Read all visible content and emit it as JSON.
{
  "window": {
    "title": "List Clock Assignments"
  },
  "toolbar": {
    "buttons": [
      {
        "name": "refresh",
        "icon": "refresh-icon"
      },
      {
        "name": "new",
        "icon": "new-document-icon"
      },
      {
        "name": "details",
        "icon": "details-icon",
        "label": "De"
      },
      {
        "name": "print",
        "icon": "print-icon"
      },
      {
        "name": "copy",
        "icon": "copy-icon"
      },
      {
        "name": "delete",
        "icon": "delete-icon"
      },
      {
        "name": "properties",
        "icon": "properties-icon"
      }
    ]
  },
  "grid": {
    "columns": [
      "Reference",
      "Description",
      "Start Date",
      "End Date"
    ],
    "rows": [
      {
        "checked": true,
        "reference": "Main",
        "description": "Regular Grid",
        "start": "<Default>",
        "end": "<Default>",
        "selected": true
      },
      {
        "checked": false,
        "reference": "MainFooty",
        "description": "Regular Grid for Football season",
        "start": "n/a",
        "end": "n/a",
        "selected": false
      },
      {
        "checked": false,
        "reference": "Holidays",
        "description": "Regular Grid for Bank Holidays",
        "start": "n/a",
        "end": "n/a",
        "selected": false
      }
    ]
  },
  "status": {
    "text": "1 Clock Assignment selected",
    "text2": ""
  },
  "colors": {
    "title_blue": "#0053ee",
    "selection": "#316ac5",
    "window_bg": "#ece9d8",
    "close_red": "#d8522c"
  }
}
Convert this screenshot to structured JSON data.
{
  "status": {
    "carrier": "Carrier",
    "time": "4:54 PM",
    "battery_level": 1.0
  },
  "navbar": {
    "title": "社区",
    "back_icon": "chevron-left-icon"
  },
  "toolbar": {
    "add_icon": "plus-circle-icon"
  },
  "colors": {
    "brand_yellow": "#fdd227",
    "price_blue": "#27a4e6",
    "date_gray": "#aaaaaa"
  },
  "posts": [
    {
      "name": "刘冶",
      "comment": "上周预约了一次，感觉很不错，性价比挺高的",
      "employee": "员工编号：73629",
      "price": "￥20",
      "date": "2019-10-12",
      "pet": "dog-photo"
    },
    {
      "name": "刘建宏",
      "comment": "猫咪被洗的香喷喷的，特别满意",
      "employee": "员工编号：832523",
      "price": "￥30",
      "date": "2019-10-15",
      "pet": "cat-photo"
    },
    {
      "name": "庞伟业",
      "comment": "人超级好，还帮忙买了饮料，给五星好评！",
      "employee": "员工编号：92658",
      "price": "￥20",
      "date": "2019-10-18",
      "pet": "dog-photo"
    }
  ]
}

· · · ·

INSTRUCTIONS FOR THE TASK:
Copy all of the data. Keep every word exactly as it is.

OUTPUT FOR THIS TASK:
Read all visible content and emit it as JSON.
{
  "window": {
    "title": "List Clock Assignments"
  },
  "toolbar": {
    "buttons": [
      {
        "name": "refresh",
        "icon": "refresh-icon"
      },
      {
        "name": "new",
        "icon": "new-document-icon"
      },
      {
        "name": "details",
        "icon": "details-icon",
        "label": "De"
      },
      {
        "name": "print",
        "icon": "print-icon"
      },
      {
        "name": "copy",
        "icon": "copy-icon"
      },
      {
        "name": "delete",
        "icon": "delete-icon"
      },
      {
        "name": "properties",
        "icon": "properties-icon"
      }
    ]
  },
  "grid": {
    "columns": [
      "Reference",
      "Description",
      "Start Date",
      "End Date"
    ],
    "rows": [
      {
        "checked": true,
        "reference": "Main",
        "description": "Regular Grid",
        "start": "<Default>",
        "end": "<Default>",
        "selected": true
      },
      {
        "checked": false,
        "reference": "MainFooty",
        "description": "Regular Grid for Football season",
        "start": "n/a",
        "end": "n/a",
        "selected": false
      },
      {
        "checked": false,
        "reference": "Holidays",
        "description": "Regular Grid for Bank Holidays",
        "start": "n/a",
        "end": "n/a",
        "selected": false
      }
    ]
  },
  "status": {
    "text": "1 Clock Assignment selected",
    "text2": ""
  },
  "colors": {
    "title_blue": "#0053ee",
    "selection": "#316ac5",
    "window_bg": "#ece9d8",
    "close_red": "#d8522c"
  }
}
Convert this screenshot to structured JSON data.
{
  "status": {
    "carrier": "Carrier",
    "time": "4:54 PM",
    "battery_level": 1.0
  },
  "navbar": {
    "title": "社区",
    "back_icon": "chevron-left-icon"
  },
  "toolbar": {
    "add_icon": "plus-circle-icon"
  },
  "colors": {
    "brand_yellow": "#fdd227",
    "price_blue": "#27a4e6",
    "date_gray": "#aaaaaa"
  },
  "posts": [
    {
      "name": "刘冶",
      "comment": "上周预约了一次，感觉很不错，性价比挺高的",
      "employee": "员工编号：73629",
      "price": "￥20",
      "date": "2019-10-12",
      "pet": "dog-photo"
    },
    {
      "name": "刘建宏",
      "comment": "猫咪被洗的香喷喷的，特别满意",
      "employee": "员工编号：832523",
      "price": "￥30",
      "date": "2019-10-15",
      "pet": "cat-photo"
    },
    {
      "name": "庞伟业",
      "comment": "人超级好，还帮忙买了饮料，给五星好评！",
      "employee": "员工编号：92658",
      "price": "￥20",
      "date": "2019-10-18",
      "pet": "dog-photo"
    }
  ]
}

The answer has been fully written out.